§ **Written request**
Reproduce every one of the rows below word for word, omitting the pictures.

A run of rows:
——————————
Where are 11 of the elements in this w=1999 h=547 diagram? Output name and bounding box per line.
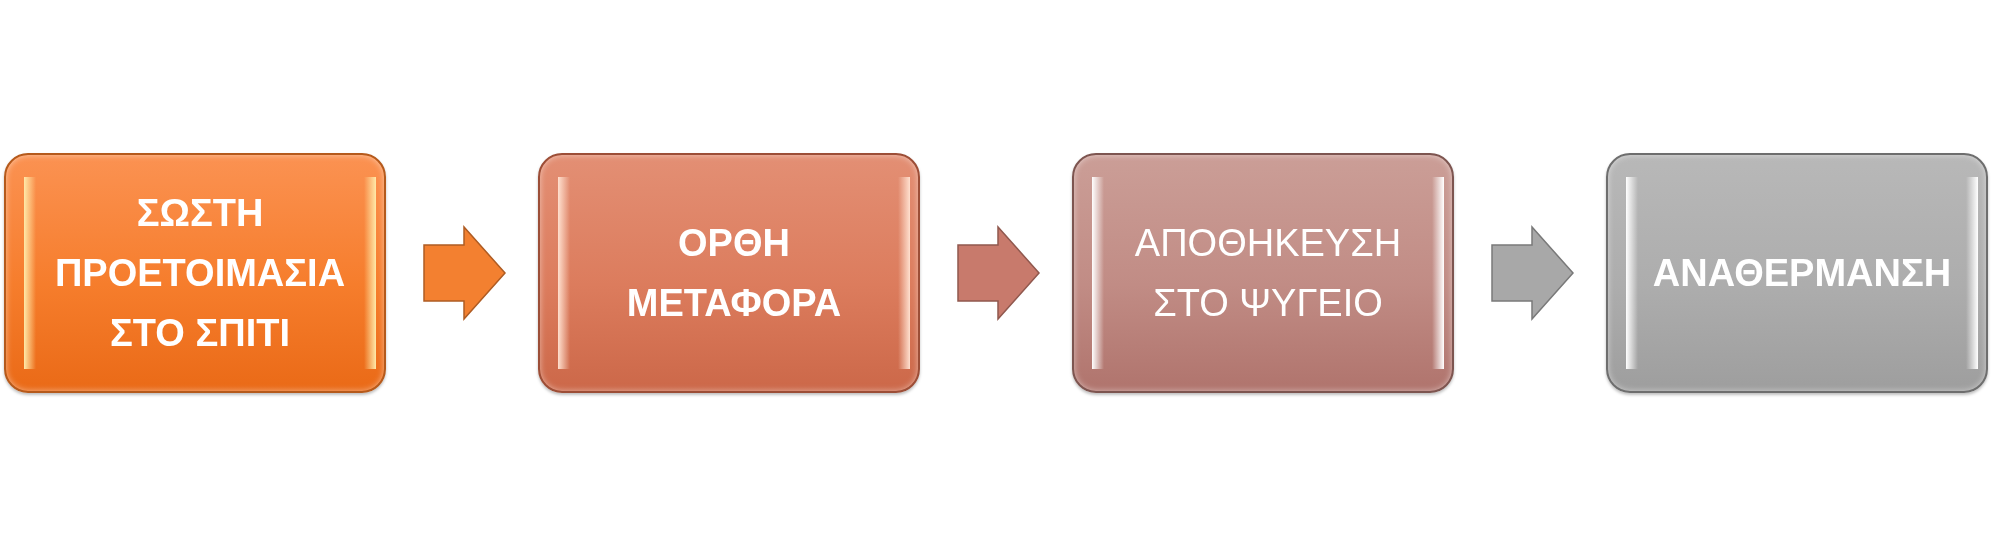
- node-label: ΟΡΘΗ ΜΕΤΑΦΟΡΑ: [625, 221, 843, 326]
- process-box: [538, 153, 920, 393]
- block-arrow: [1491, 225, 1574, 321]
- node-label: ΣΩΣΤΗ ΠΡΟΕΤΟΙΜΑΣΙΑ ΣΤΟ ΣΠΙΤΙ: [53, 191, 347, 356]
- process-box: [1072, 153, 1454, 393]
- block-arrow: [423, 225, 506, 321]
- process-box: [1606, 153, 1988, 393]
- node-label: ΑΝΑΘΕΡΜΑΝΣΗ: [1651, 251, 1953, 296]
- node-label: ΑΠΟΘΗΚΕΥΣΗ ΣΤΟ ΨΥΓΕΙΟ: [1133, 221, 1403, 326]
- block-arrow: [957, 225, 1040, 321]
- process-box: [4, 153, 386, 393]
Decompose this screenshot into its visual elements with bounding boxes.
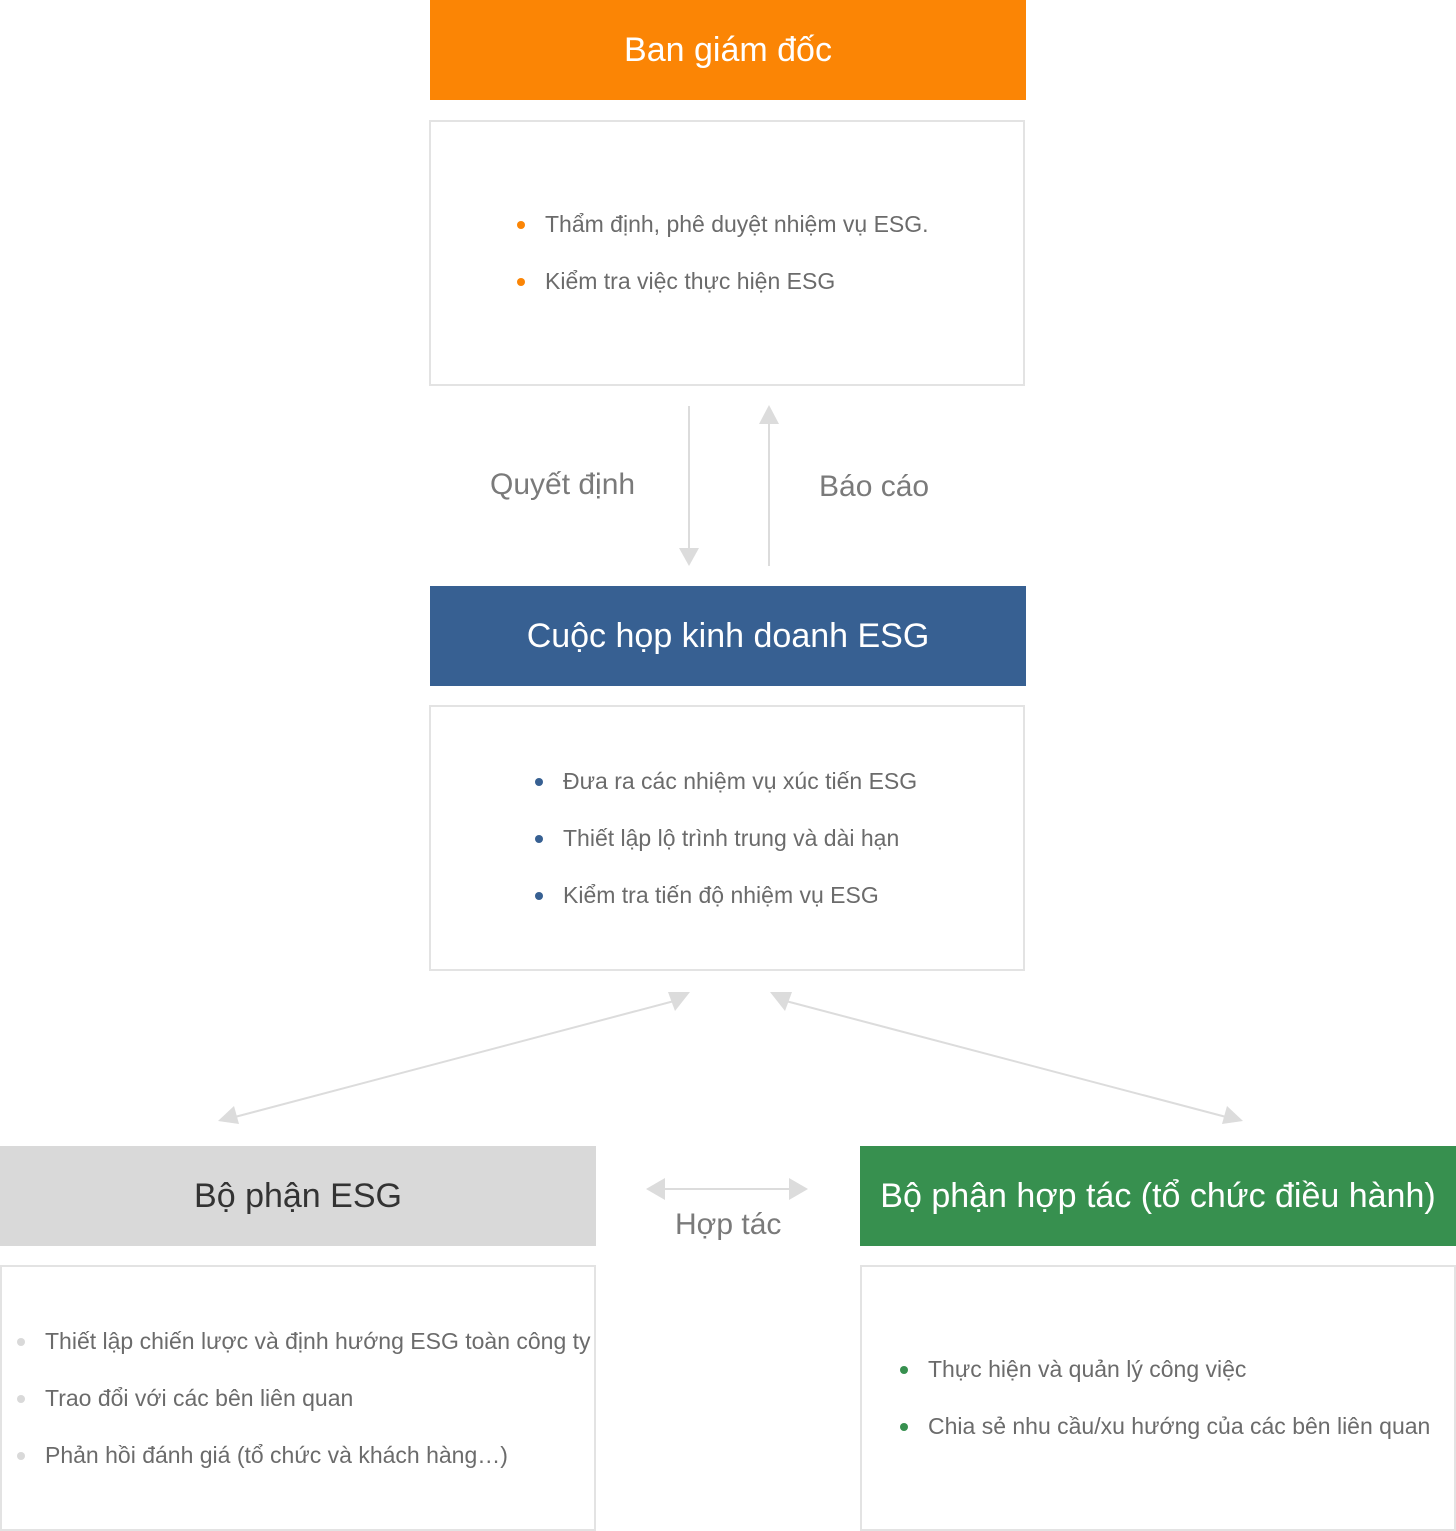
——————————
§ **The result**
Where are 11 of the elements in this w=1999 h=547 diagram? Output name and bounding box per line.
- node-label: ΟΡΘΗ ΜΕΤΑΦΟΡΑ: [625, 221, 843, 326]
- process-box: [538, 153, 920, 393]
- block-arrow: [1491, 225, 1574, 321]
- node-label: ΣΩΣΤΗ ΠΡΟΕΤΟΙΜΑΣΙΑ ΣΤΟ ΣΠΙΤΙ: [53, 191, 347, 356]
- process-box: [1072, 153, 1454, 393]
- block-arrow: [423, 225, 506, 321]
- process-box: [1606, 153, 1988, 393]
- node-label: ΑΝΑΘΕΡΜΑΝΣΗ: [1651, 251, 1953, 296]
- node-label: ΑΠΟΘΗΚΕΥΣΗ ΣΤΟ ΨΥΓΕΙΟ: [1133, 221, 1403, 326]
- block-arrow: [957, 225, 1040, 321]
- process-box: [4, 153, 386, 393]
Decompose this screenshot into its visual elements with bounding boxes.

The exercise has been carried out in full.